◆ GOAL
State how many lines in these records contain the word "לזיהום", and nothing else.

[begin DATASET ENTRIES]

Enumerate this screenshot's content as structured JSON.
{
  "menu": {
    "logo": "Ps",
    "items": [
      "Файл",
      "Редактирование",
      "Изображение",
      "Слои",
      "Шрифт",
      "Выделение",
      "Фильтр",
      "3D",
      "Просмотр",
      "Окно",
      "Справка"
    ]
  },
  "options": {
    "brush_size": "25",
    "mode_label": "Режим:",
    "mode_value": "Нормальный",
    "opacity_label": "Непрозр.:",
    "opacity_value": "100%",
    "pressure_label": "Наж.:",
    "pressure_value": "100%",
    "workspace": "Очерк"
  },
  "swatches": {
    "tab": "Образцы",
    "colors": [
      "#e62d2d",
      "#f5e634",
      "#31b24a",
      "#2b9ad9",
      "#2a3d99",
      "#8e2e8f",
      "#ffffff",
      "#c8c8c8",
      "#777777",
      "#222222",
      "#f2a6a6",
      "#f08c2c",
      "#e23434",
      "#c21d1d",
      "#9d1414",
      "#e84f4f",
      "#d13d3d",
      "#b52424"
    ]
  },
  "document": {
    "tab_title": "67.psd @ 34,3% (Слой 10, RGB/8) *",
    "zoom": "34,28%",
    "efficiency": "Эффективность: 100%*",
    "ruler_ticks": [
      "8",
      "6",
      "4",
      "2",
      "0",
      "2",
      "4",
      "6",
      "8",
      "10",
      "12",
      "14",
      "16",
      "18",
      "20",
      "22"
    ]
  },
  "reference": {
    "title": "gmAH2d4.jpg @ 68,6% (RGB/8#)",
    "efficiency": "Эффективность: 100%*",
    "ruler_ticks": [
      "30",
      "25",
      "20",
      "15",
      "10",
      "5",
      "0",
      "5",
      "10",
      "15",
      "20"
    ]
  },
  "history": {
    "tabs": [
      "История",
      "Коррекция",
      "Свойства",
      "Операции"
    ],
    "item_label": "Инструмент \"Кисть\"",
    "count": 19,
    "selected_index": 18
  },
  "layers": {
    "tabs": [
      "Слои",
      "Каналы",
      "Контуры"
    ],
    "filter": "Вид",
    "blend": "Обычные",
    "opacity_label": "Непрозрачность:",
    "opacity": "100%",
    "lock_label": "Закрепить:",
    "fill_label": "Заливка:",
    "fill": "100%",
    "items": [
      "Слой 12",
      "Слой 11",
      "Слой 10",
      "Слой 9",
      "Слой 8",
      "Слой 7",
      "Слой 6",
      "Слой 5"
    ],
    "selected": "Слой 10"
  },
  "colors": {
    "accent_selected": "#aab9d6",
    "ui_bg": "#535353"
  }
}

[end DATASET ENTRIES]
[begin DATASET ENTRIES]

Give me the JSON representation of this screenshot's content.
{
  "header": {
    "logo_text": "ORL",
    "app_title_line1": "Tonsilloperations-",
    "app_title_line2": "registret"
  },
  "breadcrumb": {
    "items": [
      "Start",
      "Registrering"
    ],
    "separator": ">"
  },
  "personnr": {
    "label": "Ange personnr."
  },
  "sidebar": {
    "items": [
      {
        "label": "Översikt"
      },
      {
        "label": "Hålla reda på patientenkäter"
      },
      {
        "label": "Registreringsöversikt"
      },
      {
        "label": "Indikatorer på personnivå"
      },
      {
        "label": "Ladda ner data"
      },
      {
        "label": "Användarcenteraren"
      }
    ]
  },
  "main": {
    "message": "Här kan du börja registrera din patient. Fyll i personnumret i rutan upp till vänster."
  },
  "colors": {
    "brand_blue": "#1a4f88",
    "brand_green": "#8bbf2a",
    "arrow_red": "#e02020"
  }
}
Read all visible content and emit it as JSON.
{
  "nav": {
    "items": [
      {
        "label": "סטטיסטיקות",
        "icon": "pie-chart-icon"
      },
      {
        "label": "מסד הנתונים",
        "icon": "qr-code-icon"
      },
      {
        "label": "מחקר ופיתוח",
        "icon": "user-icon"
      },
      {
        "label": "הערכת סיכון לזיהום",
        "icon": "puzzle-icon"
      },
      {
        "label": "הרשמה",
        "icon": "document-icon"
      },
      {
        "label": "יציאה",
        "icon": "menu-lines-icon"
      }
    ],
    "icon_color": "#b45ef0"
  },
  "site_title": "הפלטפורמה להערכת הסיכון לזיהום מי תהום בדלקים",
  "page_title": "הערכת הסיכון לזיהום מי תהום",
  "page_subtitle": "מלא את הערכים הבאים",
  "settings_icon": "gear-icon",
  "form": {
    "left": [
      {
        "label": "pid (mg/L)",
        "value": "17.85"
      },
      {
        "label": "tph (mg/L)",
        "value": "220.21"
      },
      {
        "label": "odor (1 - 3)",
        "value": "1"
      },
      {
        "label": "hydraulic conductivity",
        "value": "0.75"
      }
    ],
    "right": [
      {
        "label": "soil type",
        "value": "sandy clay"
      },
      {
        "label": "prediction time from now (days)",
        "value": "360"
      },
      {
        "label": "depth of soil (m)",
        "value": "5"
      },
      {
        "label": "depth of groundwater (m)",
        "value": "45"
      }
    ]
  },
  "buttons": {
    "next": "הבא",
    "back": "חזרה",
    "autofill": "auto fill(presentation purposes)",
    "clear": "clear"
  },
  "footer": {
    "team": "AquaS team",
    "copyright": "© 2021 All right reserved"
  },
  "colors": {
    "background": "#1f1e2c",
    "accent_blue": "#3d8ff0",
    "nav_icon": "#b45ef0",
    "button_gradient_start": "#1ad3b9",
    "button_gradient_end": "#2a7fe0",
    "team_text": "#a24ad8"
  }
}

[end DATASET ENTRIES]

◆ TASK ANSWER
3